>> BEGIN

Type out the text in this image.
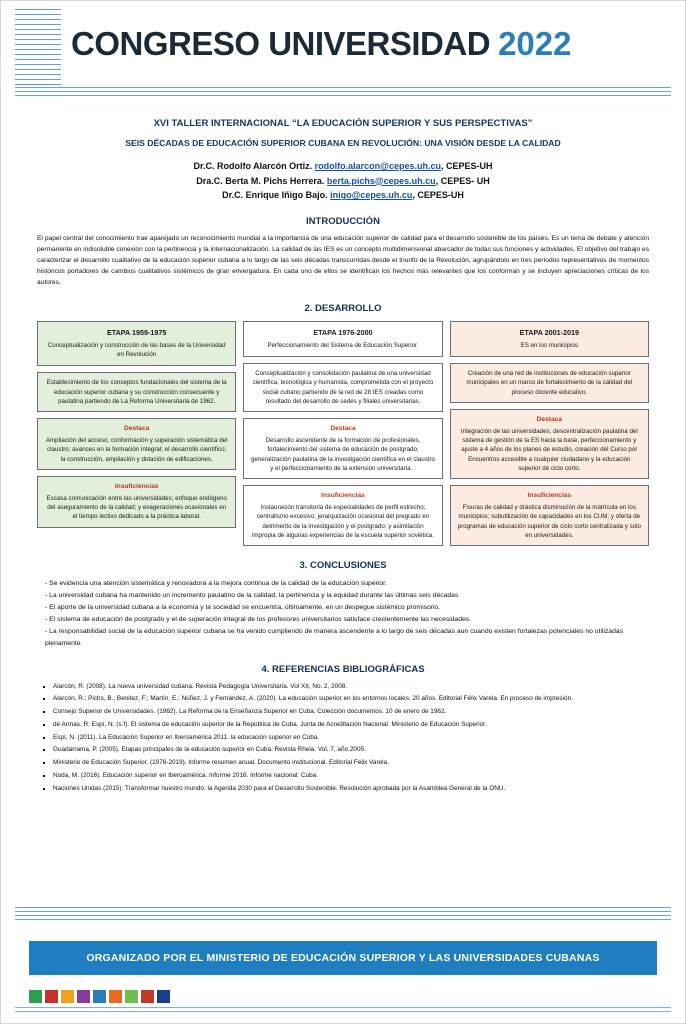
CONGRESO UNIVERSIDAD 2022
XVI TALLER INTERNACIONAL “LA EDUCACIÓN SUPERIOR Y SUS PERSPECTIVAS”
SEIS DÉCADAS DE EDUCACIÓN SUPERIOR CUBANA EN REVOLUCIÓN: UNA VISIÓN DESDE LA CALIDAD
Dr.C. Rodolfo Alarcón Ortiz. rodolfo.alarcon@cepes.uh.cu, CEPES-UH
Dra.C. Berta M. Pichs Herrera. berta.pichs@cepes.uh.cu, CEPES- UH
Dr.C. Enrique Iñigo Bajo. inigo@cepes.uh.cu, CEPES-UH
INTRODUCCIÓN
El papel central del conocimiento trae aparejado un reconocimiento mundial a la importancia de una educación superior de calidad para el desarrollo sostenible de los países. Es un tema de debate y atención permanente en indisoluble conexión con la pertinencia y la internacionalización. La calidad de las IES es un concepto multidimensional abarcador de todas sus funciones y actividades. El objetivo del trabajo es caracterizar el desarrollo cualitativo de la educación superior cubana a lo largo de las seis décadas transcurridas desde el triunfo de la Revolución, agrupándolo en tres períodos representativos de momentos históricos portadores de cambios cualitativos sistémicos de gran envergadura. En cada uno de ellos se identifican los hechos más relevantes que los conforman y se incluyen apreciaciones críticas de los autores.
2. DESARROLLO
ETAPA 1959-1975
Conceptualización y construcción de las bases de la Universidad en Revolución

Establecimiento de los conceptos fundacionales del sistema de la educación superior cubana y su construcción consecuente y paulatina partiendo de La Reforma Universitaria de 1962.

Destaca

Ampliación del acceso; conformación y superación sistemática del claustro; avances en la formación integral; el desarrollo científico; la construcción, ampliación y dotación de edificaciones.

Insuficiencias

Escasa comunicación entre las universidades; enfoque endógeno del aseguramiento de la calidad; y exageraciones ocasionales en el tiempo lectivo dedicado a la práctica laboral.

ETAPA 1976-2000
Perfeccionamiento del Sistema de Educación Superior.

Conceptualización y consolidación paulatina de una universidad científica, tecnológica y humanista, comprometida con el proyecto social cubano partiendo de la red de 28 IES creadas como resultado del desarrollo de sedes y filiales universitarias.

Destaca

Desarrollo ascendente de la formación de profesionales, fortalecimiento del sistema de educación de postgrado, generalización paulatina de la investigación científica en el claustro y el perfeccionamiento de la extensión universitaria. .

Insuficiencias

Instauración transitoria de especialidades de perfil estrecho; centralismo excesivo; jerarquización ocasional del pregrado en detrimento de la investigación y el postgrado; y asimilación impropia de algunas experiencias de la escuela superior soviética.

ETAPA 2001-2019
ES en los municipios

Creación de una red de instituciones de educación superior municipales en un marco de fortalecimiento de la calidad del proceso docente educativo.

Destaca

Integración de las universidades, descentralización paulatina del sistema de gestión de la ES hacia la base, perfeccionamiento y ajuste a 4 años de los planes de estudio, creación del Curso por Encuentros accesible a cualquier ciudadano y la educación superior de ciclo corto.

Insuficiencias

Fisuras de calidad y drástica disminución de la matrícula en los municipios; subutilización de capacidades en los CUM; y oferta de programas de educación superior de ciclo corto centralizada y solo en universidades.

3. CONCLUSIONES
- Se evidencia una atención sistemática y renovadora a la mejora continua de la calidad de la educación superior.
- La universidad cubana ha mantenido un incremento paulatino de la calidad, la pertinencia y la equidad durante las últimas seis décadas
- El aporte de la universidad cubana a la economía y la sociedad se encuentra, últimamente, en un despegue sistémico promisorio.
- El sistema de educación de postgrado y el de superación integral de los profesores universitarios satisface crecientemente las necesidades.
- La responsabilidad social de la educación superior cubana se ha venido cumpliendo de manera ascendente a lo largo de seis décadas aun cuando existen fortalezas potenciales no utilizadas plenamente.
4. REFERENCIAS BIBLIOGRÁFICAS
▪ Alarcón, R. (2008). La nueva universidad cubana. Revista Pedagogía Universitaria. Vol XII, No. 2, 2008.
▪ Alarcón, R.; Pichs, B.; Benitez, F.; Martín, E.; Núñez, J. y Fernández, A. (2020). La educación superior en los entornos locales. 20 años. Editorial Félix Varela. En proceso de impresión.
▪ Consejo Superior de Universidades. (1962). La Reforma de la Enseñanza Superior en Cuba. Colección documentos. 10 de enero de 1962.
▪ de Armas, R; Espí, N. (s.f). El sistema de educación superior de la República de Cuba. Junta de Acreditación Nacional. Ministerio de Educación Superior.
▪ Espí, N. (2011). La Educación Superior en Iberoamérica 2011: la educación superior en Cuba.
▪ Guadarrama, P. (2005). Etapas principales de la educación superior en Cuba. Revista Rhela. Vol. 7, año 2005.
▪ Ministerio de Educación Superior. (1976-2019). Informe resumen anual. Documento institucional. Editorial Félix Varela.
▪ Noda, M. (2016). Educación superior en Iberoamérica. Informe 2016. Informe nacional: Cuba.
▪ Naciones Unidas (2015). Transformar nuestro mundo: la Agenda 2030 para el Desarrollo Sostenible. Resolución aprobada por la Asamblea General de la ONU.
ORGANIZADO POR EL MINISTERIO DE EDUCACIÓN SUPERIOR Y LAS UNIVERSIDADES CUBANAS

>> END

Scan the listing above. Gather each line that contains the word "Espí".

§ Output of the task:
▪ de Armas, R; Espí, N. (s.f). El sistema de educación superior de la República de Cuba. Junta de Acreditación Nacional. Ministerio de Educación Superior.
▪ Espí, N. (2011). La Educación Superior en Iberoamérica 2011: la educación superior en Cuba.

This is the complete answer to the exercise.